Task statement » Return the records that follow unaltered. Omit every picture.

--

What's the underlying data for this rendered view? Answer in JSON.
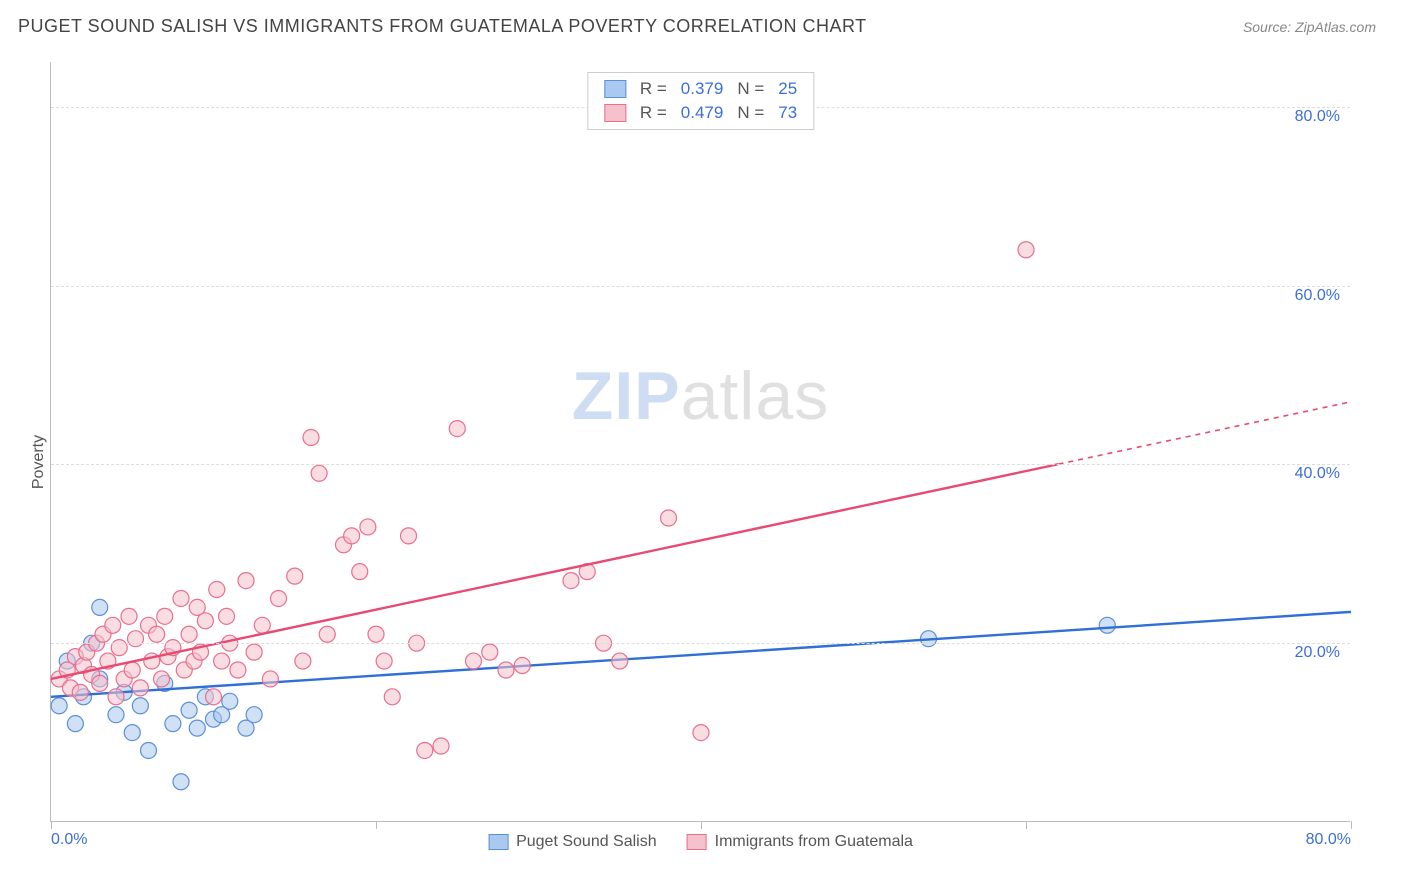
{
  "header": {
    "title": "PUGET SOUND SALISH VS IMMIGRANTS FROM GUATEMALA POVERTY CORRELATION CHART",
    "source_label": "Source: ZipAtlas.com"
  },
  "chart": {
    "type": "scatter",
    "ylabel": "Poverty",
    "xlim": [
      0,
      80
    ],
    "ylim": [
      0,
      85
    ],
    "xtick_positions": [
      0,
      20,
      40,
      60,
      80
    ],
    "xtick_labels": [
      "0.0%",
      "",
      "",
      "",
      "80.0%"
    ],
    "ytick_positions": [
      20,
      40,
      60,
      80
    ],
    "ytick_labels": [
      "20.0%",
      "40.0%",
      "60.0%",
      "80.0%"
    ],
    "grid_color": "#dddddd",
    "axis_color": "#bbbbbb",
    "background_color": "#ffffff",
    "tick_label_color": "#3b6fd6",
    "watermark": {
      "zip": "ZIP",
      "atlas": "atlas"
    },
    "marker_radius": 8,
    "marker_opacity": 0.55,
    "series": [
      {
        "name": "Puget Sound Salish",
        "color_fill": "#a9c9ef",
        "color_stroke": "#5b8fd6",
        "line_color": "#2f6fd6",
        "R": "0.379",
        "N": "25",
        "trend": {
          "x1": 0,
          "y1": 14,
          "x2": 80,
          "y2": 23.5,
          "dashed_from_x": null
        },
        "points": [
          [
            0.5,
            13
          ],
          [
            1,
            18
          ],
          [
            1.5,
            11
          ],
          [
            2,
            14
          ],
          [
            2.5,
            20
          ],
          [
            3,
            16
          ],
          [
            3,
            24
          ],
          [
            4,
            12
          ],
          [
            4.5,
            14.5
          ],
          [
            5,
            10
          ],
          [
            5.5,
            13
          ],
          [
            6,
            8
          ],
          [
            7,
            15.5
          ],
          [
            7.5,
            11
          ],
          [
            8,
            4.5
          ],
          [
            8.5,
            12.5
          ],
          [
            9,
            10.5
          ],
          [
            9.5,
            14
          ],
          [
            10,
            11.5
          ],
          [
            10.5,
            12
          ],
          [
            11,
            13.5
          ],
          [
            12,
            10.5
          ],
          [
            12.5,
            12
          ],
          [
            54,
            20.5
          ],
          [
            65,
            22
          ]
        ]
      },
      {
        "name": "Immigrants from Guatemala",
        "color_fill": "#f4c1cc",
        "color_stroke": "#e96f8d",
        "line_color": "#e84a72",
        "R": "0.479",
        "N": "73",
        "trend": {
          "x1": 0,
          "y1": 16,
          "x2": 80,
          "y2": 47,
          "dashed_from_x": 62
        },
        "points": [
          [
            0.5,
            16
          ],
          [
            1,
            17
          ],
          [
            1.2,
            15
          ],
          [
            1.5,
            18.5
          ],
          [
            1.8,
            14.5
          ],
          [
            2,
            17.5
          ],
          [
            2.2,
            19
          ],
          [
            2.5,
            16.5
          ],
          [
            2.8,
            20
          ],
          [
            3,
            15.5
          ],
          [
            3.2,
            21
          ],
          [
            3.5,
            18
          ],
          [
            3.8,
            22
          ],
          [
            4,
            14
          ],
          [
            4.2,
            19.5
          ],
          [
            4.5,
            16
          ],
          [
            4.8,
            23
          ],
          [
            5,
            17
          ],
          [
            5.2,
            20.5
          ],
          [
            5.5,
            15
          ],
          [
            6,
            22
          ],
          [
            6.2,
            18
          ],
          [
            6.5,
            21
          ],
          [
            6.8,
            16
          ],
          [
            7,
            23
          ],
          [
            7.2,
            18.5
          ],
          [
            7.5,
            19.5
          ],
          [
            8,
            25
          ],
          [
            8.2,
            17
          ],
          [
            8.5,
            21
          ],
          [
            8.8,
            18
          ],
          [
            9,
            24
          ],
          [
            9.2,
            19
          ],
          [
            9.5,
            22.5
          ],
          [
            10,
            14
          ],
          [
            10.2,
            26
          ],
          [
            10.5,
            18
          ],
          [
            10.8,
            23
          ],
          [
            11,
            20
          ],
          [
            11.5,
            17
          ],
          [
            12,
            27
          ],
          [
            12.5,
            19
          ],
          [
            13,
            22
          ],
          [
            13.5,
            16
          ],
          [
            14,
            25
          ],
          [
            15,
            27.5
          ],
          [
            15.5,
            18
          ],
          [
            16,
            43
          ],
          [
            16.5,
            39
          ],
          [
            17,
            21
          ],
          [
            18,
            31
          ],
          [
            18.5,
            32
          ],
          [
            19,
            28
          ],
          [
            19.5,
            33
          ],
          [
            20,
            21
          ],
          [
            20.5,
            18
          ],
          [
            21,
            14
          ],
          [
            22,
            32
          ],
          [
            22.5,
            20
          ],
          [
            23,
            8
          ],
          [
            24,
            8.5
          ],
          [
            25,
            44
          ],
          [
            26,
            18
          ],
          [
            27,
            19
          ],
          [
            28,
            17
          ],
          [
            29,
            17.5
          ],
          [
            32,
            27
          ],
          [
            33,
            28
          ],
          [
            34,
            20
          ],
          [
            35,
            18
          ],
          [
            38,
            34
          ],
          [
            40,
            10
          ],
          [
            60,
            64
          ]
        ]
      }
    ],
    "legend_top": {
      "rows": [
        {
          "swatch_fill": "#a9c9ef",
          "swatch_stroke": "#5b8fd6",
          "r_label": "R =",
          "r_value": "0.379",
          "n_label": "N =",
          "n_value": "25"
        },
        {
          "swatch_fill": "#f4c1cc",
          "swatch_stroke": "#e96f8d",
          "r_label": "R =",
          "r_value": "0.479",
          "n_label": "N =",
          "n_value": "73"
        }
      ]
    },
    "legend_bottom": [
      {
        "swatch_fill": "#a9c9ef",
        "swatch_stroke": "#5b8fd6",
        "label": "Puget Sound Salish"
      },
      {
        "swatch_fill": "#f4c1cc",
        "swatch_stroke": "#e96f8d",
        "label": "Immigrants from Guatemala"
      }
    ]
  }
}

--

Solved problem »
What's the underlying data for this rendered view? Answer in JSON.
{
  "header": {
    "title": "PUGET SOUND SALISH VS IMMIGRANTS FROM GUATEMALA POVERTY CORRELATION CHART",
    "source_label": "Source: ZipAtlas.com"
  },
  "chart": {
    "type": "scatter",
    "ylabel": "Poverty",
    "xlim": [
      0,
      80
    ],
    "ylim": [
      0,
      85
    ],
    "xtick_positions": [
      0,
      20,
      40,
      60,
      80
    ],
    "xtick_labels": [
      "0.0%",
      "",
      "",
      "",
      "80.0%"
    ],
    "ytick_positions": [
      20,
      40,
      60,
      80
    ],
    "ytick_labels": [
      "20.0%",
      "40.0%",
      "60.0%",
      "80.0%"
    ],
    "grid_color": "#dddddd",
    "axis_color": "#bbbbbb",
    "background_color": "#ffffff",
    "tick_label_color": "#3b6fd6",
    "watermark": {
      "zip": "ZIP",
      "atlas": "atlas"
    },
    "marker_radius": 8,
    "marker_opacity": 0.55,
    "series": [
      {
        "name": "Puget Sound Salish",
        "color_fill": "#a9c9ef",
        "color_stroke": "#5b8fd6",
        "line_color": "#2f6fd6",
        "R": "0.379",
        "N": "25",
        "trend": {
          "x1": 0,
          "y1": 14,
          "x2": 80,
          "y2": 23.5,
          "dashed_from_x": null
        },
        "points": [
          [
            0.5,
            13
          ],
          [
            1,
            18
          ],
          [
            1.5,
            11
          ],
          [
            2,
            14
          ],
          [
            2.5,
            20
          ],
          [
            3,
            16
          ],
          [
            3,
            24
          ],
          [
            4,
            12
          ],
          [
            4.5,
            14.5
          ],
          [
            5,
            10
          ],
          [
            5.5,
            13
          ],
          [
            6,
            8
          ],
          [
            7,
            15.5
          ],
          [
            7.5,
            11
          ],
          [
            8,
            4.5
          ],
          [
            8.5,
            12.5
          ],
          [
            9,
            10.5
          ],
          [
            9.5,
            14
          ],
          [
            10,
            11.5
          ],
          [
            10.5,
            12
          ],
          [
            11,
            13.5
          ],
          [
            12,
            10.5
          ],
          [
            12.5,
            12
          ],
          [
            54,
            20.5
          ],
          [
            65,
            22
          ]
        ]
      },
      {
        "name": "Immigrants from Guatemala",
        "color_fill": "#f4c1cc",
        "color_stroke": "#e96f8d",
        "line_color": "#e84a72",
        "R": "0.479",
        "N": "73",
        "trend": {
          "x1": 0,
          "y1": 16,
          "x2": 80,
          "y2": 47,
          "dashed_from_x": 62
        },
        "points": [
          [
            0.5,
            16
          ],
          [
            1,
            17
          ],
          [
            1.2,
            15
          ],
          [
            1.5,
            18.5
          ],
          [
            1.8,
            14.5
          ],
          [
            2,
            17.5
          ],
          [
            2.2,
            19
          ],
          [
            2.5,
            16.5
          ],
          [
            2.8,
            20
          ],
          [
            3,
            15.5
          ],
          [
            3.2,
            21
          ],
          [
            3.5,
            18
          ],
          [
            3.8,
            22
          ],
          [
            4,
            14
          ],
          [
            4.2,
            19.5
          ],
          [
            4.5,
            16
          ],
          [
            4.8,
            23
          ],
          [
            5,
            17
          ],
          [
            5.2,
            20.5
          ],
          [
            5.5,
            15
          ],
          [
            6,
            22
          ],
          [
            6.2,
            18
          ],
          [
            6.5,
            21
          ],
          [
            6.8,
            16
          ],
          [
            7,
            23
          ],
          [
            7.2,
            18.5
          ],
          [
            7.5,
            19.5
          ],
          [
            8,
            25
          ],
          [
            8.2,
            17
          ],
          [
            8.5,
            21
          ],
          [
            8.8,
            18
          ],
          [
            9,
            24
          ],
          [
            9.2,
            19
          ],
          [
            9.5,
            22.5
          ],
          [
            10,
            14
          ],
          [
            10.2,
            26
          ],
          [
            10.5,
            18
          ],
          [
            10.8,
            23
          ],
          [
            11,
            20
          ],
          [
            11.5,
            17
          ],
          [
            12,
            27
          ],
          [
            12.5,
            19
          ],
          [
            13,
            22
          ],
          [
            13.5,
            16
          ],
          [
            14,
            25
          ],
          [
            15,
            27.5
          ],
          [
            15.5,
            18
          ],
          [
            16,
            43
          ],
          [
            16.5,
            39
          ],
          [
            17,
            21
          ],
          [
            18,
            31
          ],
          [
            18.5,
            32
          ],
          [
            19,
            28
          ],
          [
            19.5,
            33
          ],
          [
            20,
            21
          ],
          [
            20.5,
            18
          ],
          [
            21,
            14
          ],
          [
            22,
            32
          ],
          [
            22.5,
            20
          ],
          [
            23,
            8
          ],
          [
            24,
            8.5
          ],
          [
            25,
            44
          ],
          [
            26,
            18
          ],
          [
            27,
            19
          ],
          [
            28,
            17
          ],
          [
            29,
            17.5
          ],
          [
            32,
            27
          ],
          [
            33,
            28
          ],
          [
            34,
            20
          ],
          [
            35,
            18
          ],
          [
            38,
            34
          ],
          [
            40,
            10
          ],
          [
            60,
            64
          ]
        ]
      }
    ],
    "legend_top": {
      "rows": [
        {
          "swatch_fill": "#a9c9ef",
          "swatch_stroke": "#5b8fd6",
          "r_label": "R =",
          "r_value": "0.379",
          "n_label": "N =",
          "n_value": "25"
        },
        {
          "swatch_fill": "#f4c1cc",
          "swatch_stroke": "#e96f8d",
          "r_label": "R =",
          "r_value": "0.479",
          "n_label": "N =",
          "n_value": "73"
        }
      ]
    },
    "legend_bottom": [
      {
        "swatch_fill": "#a9c9ef",
        "swatch_stroke": "#5b8fd6",
        "label": "Puget Sound Salish"
      },
      {
        "swatch_fill": "#f4c1cc",
        "swatch_stroke": "#e96f8d",
        "label": "Immigrants from Guatemala"
      }
    ]
  }
}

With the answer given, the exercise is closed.